| WHAT IS ASKED |
(a) According to the Bingham passage, in what year did Hiram Bingham III die?
(b) List every four-digit year that appears in the Bingham passage.
(c) Please copy word for word the part of the Bingham passage starting with "Turn Right at" and going on through "in our backyard.".

| PASSAGE SHOWN |
[Begin]

Turn Right at MacHu Picchu 12-Copy Floor Display - Mark Adams [2]
“You’re kidding!” I said, a little too loudly. I had already checked my e-mail at an Internet café twice that morning. The last time I’d slept in a tent was in 1978, when my father brought an imitation teepee home from Sears and set it up in our backyard.
And that, more or less, was why I was in Cusco. After years of sitting at a computer in New York and sending writers off on assignment to Kilimanjaro and Katmandu—places John knew firsthand—I wanted an adventure of my own. I figured that my near-total lack of outdoor experience was a subject that John and I could discuss once I’d decided whether to go through with this.
“So what sort of trip did you have in mind?” John asked. “Paolo says you’re thinking about going after Bingham.”
“Yeah, I think so. Something like that.”
For most of his life and many decades after his death in 1956, Hiram Bingham III was known as the discoverer of Machu Picchu. The story he told in his adventure classic Lost City of the Incas—knockoff editions of which were available in most of the stores that catered to tourists (even on Sundays) in the center of Cusco—was one of the most famous in the annals of exploration. Bingham was a Yale University history lecturer who happened to be passing through Cusco in 1909 when he learned of a four-hundred-year-old unsolved mystery. When the Spanish conquistadors had invaded in the sixteenth century, a group of Incas withdrew to a hidden city high in Peru’s impenetrable cloud forest, carrying with them the sacred treasures of their empire. This city and its inhabitants had vanished so long ago that as far as most serious scholars were concerned, legends of its existence were about as credible as tales of Atlantis. Bingham thought the experts were wrong, and he scoured obscure texts and maps for clues to its location. In the dramatic climax of Lost City of the Incas, he was on the hunt for this final Inca refuge on July 24, 1911, when he stumbled across the geometric splendor of Machu Picchu instead. The ruins he discovered were so unexpected, so incredible that he wondered, “Will anyone believe what I have found?”

[End]

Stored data
[Begin]

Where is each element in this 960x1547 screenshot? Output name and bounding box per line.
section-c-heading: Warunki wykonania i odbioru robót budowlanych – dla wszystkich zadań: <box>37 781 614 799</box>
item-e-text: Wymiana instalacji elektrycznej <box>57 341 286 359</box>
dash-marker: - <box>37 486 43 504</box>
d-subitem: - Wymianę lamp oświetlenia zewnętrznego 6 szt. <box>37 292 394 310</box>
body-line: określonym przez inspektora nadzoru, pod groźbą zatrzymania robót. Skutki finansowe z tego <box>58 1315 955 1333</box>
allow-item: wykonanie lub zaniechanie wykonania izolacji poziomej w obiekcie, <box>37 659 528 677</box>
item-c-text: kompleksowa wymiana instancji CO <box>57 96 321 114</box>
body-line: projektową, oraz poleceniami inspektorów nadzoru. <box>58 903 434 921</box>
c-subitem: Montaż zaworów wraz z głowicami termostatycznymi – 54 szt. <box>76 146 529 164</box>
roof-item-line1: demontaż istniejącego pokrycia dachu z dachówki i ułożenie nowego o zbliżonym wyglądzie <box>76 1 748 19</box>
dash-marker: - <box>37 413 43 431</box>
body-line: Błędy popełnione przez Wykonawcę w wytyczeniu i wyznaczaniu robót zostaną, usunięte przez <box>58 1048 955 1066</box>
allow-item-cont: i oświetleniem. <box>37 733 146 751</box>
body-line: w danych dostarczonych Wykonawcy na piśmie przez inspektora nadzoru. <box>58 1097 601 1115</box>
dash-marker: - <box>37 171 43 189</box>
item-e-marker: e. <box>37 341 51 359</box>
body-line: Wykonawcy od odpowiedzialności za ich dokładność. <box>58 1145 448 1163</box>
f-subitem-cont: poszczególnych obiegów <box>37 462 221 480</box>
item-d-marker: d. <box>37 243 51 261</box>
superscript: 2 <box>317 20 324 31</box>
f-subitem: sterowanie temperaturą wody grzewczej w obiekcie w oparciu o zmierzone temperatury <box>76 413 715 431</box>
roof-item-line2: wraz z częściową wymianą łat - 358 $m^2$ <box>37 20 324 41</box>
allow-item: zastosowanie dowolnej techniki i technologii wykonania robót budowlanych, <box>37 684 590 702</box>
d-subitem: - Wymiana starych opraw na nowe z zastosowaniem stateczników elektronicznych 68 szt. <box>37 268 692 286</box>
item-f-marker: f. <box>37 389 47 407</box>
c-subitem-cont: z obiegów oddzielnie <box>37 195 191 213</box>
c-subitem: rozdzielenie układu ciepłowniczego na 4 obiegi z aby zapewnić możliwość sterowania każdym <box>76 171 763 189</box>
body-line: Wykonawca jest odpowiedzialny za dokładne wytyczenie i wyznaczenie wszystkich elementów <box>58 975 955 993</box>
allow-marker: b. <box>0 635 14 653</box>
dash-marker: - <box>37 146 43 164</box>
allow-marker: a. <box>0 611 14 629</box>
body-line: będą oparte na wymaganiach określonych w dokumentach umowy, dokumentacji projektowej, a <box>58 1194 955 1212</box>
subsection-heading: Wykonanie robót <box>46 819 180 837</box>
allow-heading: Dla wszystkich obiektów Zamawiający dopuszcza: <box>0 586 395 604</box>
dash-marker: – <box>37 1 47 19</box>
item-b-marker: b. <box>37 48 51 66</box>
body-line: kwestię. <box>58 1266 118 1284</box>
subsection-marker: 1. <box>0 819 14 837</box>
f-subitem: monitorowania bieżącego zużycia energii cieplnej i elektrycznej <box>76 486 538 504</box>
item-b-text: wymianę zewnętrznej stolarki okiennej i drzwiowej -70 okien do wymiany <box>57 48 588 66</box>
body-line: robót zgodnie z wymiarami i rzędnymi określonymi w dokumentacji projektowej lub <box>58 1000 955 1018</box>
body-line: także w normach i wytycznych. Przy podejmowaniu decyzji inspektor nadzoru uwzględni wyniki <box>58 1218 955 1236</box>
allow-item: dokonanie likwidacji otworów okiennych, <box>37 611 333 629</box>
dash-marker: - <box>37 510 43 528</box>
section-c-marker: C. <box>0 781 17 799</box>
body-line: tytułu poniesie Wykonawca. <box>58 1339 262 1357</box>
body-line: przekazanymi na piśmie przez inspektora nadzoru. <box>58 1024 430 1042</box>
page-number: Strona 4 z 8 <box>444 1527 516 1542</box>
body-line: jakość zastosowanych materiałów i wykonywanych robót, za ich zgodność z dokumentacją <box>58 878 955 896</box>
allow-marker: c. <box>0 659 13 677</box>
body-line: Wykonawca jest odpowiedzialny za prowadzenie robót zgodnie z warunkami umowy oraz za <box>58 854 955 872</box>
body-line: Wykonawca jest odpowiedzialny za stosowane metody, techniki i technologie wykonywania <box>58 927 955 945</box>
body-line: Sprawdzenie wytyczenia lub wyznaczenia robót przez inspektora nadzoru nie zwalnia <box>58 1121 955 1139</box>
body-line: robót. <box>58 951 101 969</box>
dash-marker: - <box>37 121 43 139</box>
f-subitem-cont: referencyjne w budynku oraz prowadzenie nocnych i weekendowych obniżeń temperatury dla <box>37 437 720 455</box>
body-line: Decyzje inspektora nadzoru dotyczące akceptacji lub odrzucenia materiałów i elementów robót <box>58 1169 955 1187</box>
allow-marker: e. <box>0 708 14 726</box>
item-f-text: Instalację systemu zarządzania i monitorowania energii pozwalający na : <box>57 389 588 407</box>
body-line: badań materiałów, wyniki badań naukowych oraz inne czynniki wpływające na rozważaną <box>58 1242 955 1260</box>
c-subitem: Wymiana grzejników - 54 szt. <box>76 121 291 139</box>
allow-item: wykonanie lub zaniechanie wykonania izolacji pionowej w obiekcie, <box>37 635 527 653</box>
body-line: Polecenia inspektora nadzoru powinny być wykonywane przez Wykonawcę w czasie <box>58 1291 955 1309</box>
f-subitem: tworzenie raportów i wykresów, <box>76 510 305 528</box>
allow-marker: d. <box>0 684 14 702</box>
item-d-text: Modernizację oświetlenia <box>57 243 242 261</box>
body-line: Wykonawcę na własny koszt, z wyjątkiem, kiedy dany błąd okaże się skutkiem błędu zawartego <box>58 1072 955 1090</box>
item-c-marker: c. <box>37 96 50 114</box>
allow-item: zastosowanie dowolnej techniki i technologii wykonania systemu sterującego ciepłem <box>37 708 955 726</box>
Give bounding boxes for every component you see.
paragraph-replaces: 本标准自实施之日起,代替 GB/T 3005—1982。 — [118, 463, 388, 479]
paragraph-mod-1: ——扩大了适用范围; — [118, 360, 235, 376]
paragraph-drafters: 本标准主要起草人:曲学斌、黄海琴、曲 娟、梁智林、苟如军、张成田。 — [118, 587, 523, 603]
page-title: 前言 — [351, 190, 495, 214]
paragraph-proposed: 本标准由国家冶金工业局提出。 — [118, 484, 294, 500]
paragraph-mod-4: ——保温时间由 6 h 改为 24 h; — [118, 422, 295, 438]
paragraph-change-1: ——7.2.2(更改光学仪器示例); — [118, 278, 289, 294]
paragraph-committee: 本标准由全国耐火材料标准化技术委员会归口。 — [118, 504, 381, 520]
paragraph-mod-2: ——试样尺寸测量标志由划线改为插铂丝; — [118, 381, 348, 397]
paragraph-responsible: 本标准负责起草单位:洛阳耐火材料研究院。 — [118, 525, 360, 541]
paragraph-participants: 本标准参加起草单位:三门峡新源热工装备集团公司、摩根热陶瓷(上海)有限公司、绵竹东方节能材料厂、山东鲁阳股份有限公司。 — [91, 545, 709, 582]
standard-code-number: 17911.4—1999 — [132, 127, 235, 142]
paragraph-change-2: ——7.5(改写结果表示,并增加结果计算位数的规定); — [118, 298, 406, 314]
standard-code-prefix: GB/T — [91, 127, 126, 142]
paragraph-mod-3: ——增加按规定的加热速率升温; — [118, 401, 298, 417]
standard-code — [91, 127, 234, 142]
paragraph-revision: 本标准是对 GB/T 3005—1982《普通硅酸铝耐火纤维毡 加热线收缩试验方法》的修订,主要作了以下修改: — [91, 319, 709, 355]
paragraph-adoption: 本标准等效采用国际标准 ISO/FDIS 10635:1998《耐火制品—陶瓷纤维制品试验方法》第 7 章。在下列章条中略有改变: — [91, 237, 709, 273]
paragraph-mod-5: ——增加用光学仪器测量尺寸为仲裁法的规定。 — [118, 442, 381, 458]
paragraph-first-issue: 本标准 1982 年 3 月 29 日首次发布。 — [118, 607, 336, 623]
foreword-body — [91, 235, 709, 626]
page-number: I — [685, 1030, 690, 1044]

[End]

| TASK SOLUTIONS |
(a) 1956

(b) 1978, 1956, 1909, 1911

(c)
Turn Right at MacHu Picchu 12-Copy Floor Display - Mark Adams [2]
“You’re kidding!” I said, a little too loudly. I had already checked my e-mail at an Internet café twice that morning. The last time I’d slept in a tent was in 1978, when my father brought an imitation teepee home from Sears and set it up in our backyard.